• **PROBLEM TO WORK ON**
Where the word "Good" occurs in a line, return that line.

• **ENTRIES**

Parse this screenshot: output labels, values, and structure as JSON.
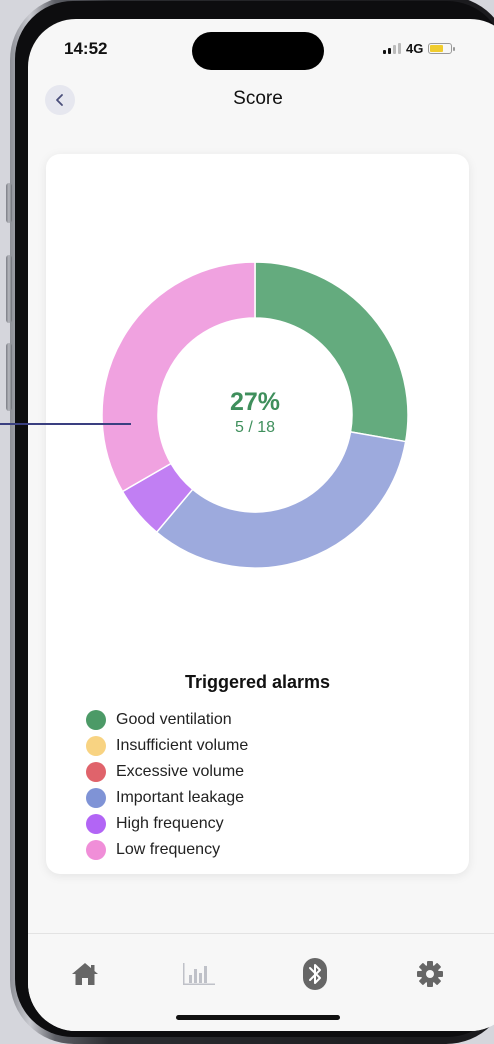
{
  "status_bar": {
    "time": "14:52",
    "network": "4G"
  },
  "header": {
    "title": "Score"
  },
  "chart_data": {
    "type": "pie",
    "categories": [
      "Good ventilation",
      "Insufficient volume",
      "Excessive volume",
      "Important leakage",
      "High frequency",
      "Low frequency"
    ],
    "values": [
      5,
      0,
      0,
      6,
      1,
      6
    ],
    "colors": [
      "#64ab7e",
      "#f7d17f",
      "#e0636b",
      "#9daadd",
      "#c17ff3",
      "#f0a2e0"
    ],
    "center_percent": "27%",
    "center_fraction": "5 / 18"
  },
  "legend": {
    "title": "Triggered alarms",
    "items": [
      {
        "label": "Good ventilation",
        "color": "#4c9a67"
      },
      {
        "label": "Insufficient volume",
        "color": "#f8d382"
      },
      {
        "label": "Excessive volume",
        "color": "#e0636b"
      },
      {
        "label": "Important leakage",
        "color": "#7f93d6"
      },
      {
        "label": "High frequency",
        "color": "#b265f5"
      },
      {
        "label": "Low frequency",
        "color": "#f08ed8"
      }
    ]
  },
  "tab_bar": {
    "tabs": [
      {
        "icon": "home-icon",
        "active": false
      },
      {
        "icon": "chart-icon",
        "active": true
      },
      {
        "icon": "bluetooth-icon",
        "active": false
      },
      {
        "icon": "gear-icon",
        "active": false
      }
    ]
  }
}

• **RESULT OF THIS EXERCISE**
      "Good ventilation",
        "label": "Good ventilation",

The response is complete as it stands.